— BEGIN PROVIDED RECORDS —

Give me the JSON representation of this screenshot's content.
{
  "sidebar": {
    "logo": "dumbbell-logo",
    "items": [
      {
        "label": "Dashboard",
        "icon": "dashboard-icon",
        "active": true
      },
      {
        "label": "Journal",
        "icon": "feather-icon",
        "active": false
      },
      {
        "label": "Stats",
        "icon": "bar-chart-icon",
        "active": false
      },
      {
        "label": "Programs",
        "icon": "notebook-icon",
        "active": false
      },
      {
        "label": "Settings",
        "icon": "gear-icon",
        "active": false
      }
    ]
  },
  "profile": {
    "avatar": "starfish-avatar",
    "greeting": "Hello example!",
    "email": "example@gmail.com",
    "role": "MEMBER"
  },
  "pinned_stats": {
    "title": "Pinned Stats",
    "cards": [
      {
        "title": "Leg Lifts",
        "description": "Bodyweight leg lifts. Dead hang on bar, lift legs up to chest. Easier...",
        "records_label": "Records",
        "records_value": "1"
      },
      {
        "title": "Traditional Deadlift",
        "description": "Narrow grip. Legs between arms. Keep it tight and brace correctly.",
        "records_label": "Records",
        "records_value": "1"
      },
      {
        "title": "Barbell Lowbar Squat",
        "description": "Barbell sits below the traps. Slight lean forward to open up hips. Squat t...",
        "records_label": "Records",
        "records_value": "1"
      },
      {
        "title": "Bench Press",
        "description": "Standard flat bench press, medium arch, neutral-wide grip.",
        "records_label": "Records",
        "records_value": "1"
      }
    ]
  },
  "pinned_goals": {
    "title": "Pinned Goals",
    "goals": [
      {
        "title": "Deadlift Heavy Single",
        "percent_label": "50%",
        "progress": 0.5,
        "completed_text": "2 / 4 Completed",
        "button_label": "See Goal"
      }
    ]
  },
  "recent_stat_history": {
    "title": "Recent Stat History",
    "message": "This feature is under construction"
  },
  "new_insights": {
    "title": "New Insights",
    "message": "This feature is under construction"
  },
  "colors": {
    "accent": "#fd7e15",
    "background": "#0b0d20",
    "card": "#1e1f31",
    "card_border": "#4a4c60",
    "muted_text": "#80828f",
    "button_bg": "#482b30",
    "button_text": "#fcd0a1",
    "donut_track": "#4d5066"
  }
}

— END PROVIDED RECORDS —

§ **TASK INSTRUCTIONS**:
Would you restate each of the entries word for word?

§ **SOLVED PROBLEM**:
Give me the JSON representation of this screenshot's content.
{
  "sidebar": {
    "logo": "dumbbell-logo",
    "items": [
      {
        "label": "Dashboard",
        "icon": "dashboard-icon",
        "active": true
      },
      {
        "label": "Journal",
        "icon": "feather-icon",
        "active": false
      },
      {
        "label": "Stats",
        "icon": "bar-chart-icon",
        "active": false
      },
      {
        "label": "Programs",
        "icon": "notebook-icon",
        "active": false
      },
      {
        "label": "Settings",
        "icon": "gear-icon",
        "active": false
      }
    ]
  },
  "profile": {
    "avatar": "starfish-avatar",
    "greeting": "Hello example!",
    "email": "example@gmail.com",
    "role": "MEMBER"
  },
  "pinned_stats": {
    "title": "Pinned Stats",
    "cards": [
      {
        "title": "Leg Lifts",
        "description": "Bodyweight leg lifts. Dead hang on bar, lift legs up to chest. Easier...",
        "records_label": "Records",
        "records_value": "1"
      },
      {
        "title": "Traditional Deadlift",
        "description": "Narrow grip. Legs between arms. Keep it tight and brace correctly.",
        "records_label": "Records",
        "records_value": "1"
      },
      {
        "title": "Barbell Lowbar Squat",
        "description": "Barbell sits below the traps. Slight lean forward to open up hips. Squat t...",
        "records_label": "Records",
        "records_value": "1"
      },
      {
        "title": "Bench Press",
        "description": "Standard flat bench press, medium arch, neutral-wide grip.",
        "records_label": "Records",
        "records_value": "1"
      }
    ]
  },
  "pinned_goals": {
    "title": "Pinned Goals",
    "goals": [
      {
        "title": "Deadlift Heavy Single",
        "percent_label": "50%",
        "progress": 0.5,
        "completed_text": "2 / 4 Completed",
        "button_label": "See Goal"
      }
    ]
  },
  "recent_stat_history": {
    "title": "Recent Stat History",
    "message": "This feature is under construction"
  },
  "new_insights": {
    "title": "New Insights",
    "message": "This feature is under construction"
  },
  "colors": {
    "accent": "#fd7e15",
    "background": "#0b0d20",
    "card": "#1e1f31",
    "card_border": "#4a4c60",
    "muted_text": "#80828f",
    "button_bg": "#482b30",
    "button_text": "#fcd0a1",
    "donut_track": "#4d5066"
  }
}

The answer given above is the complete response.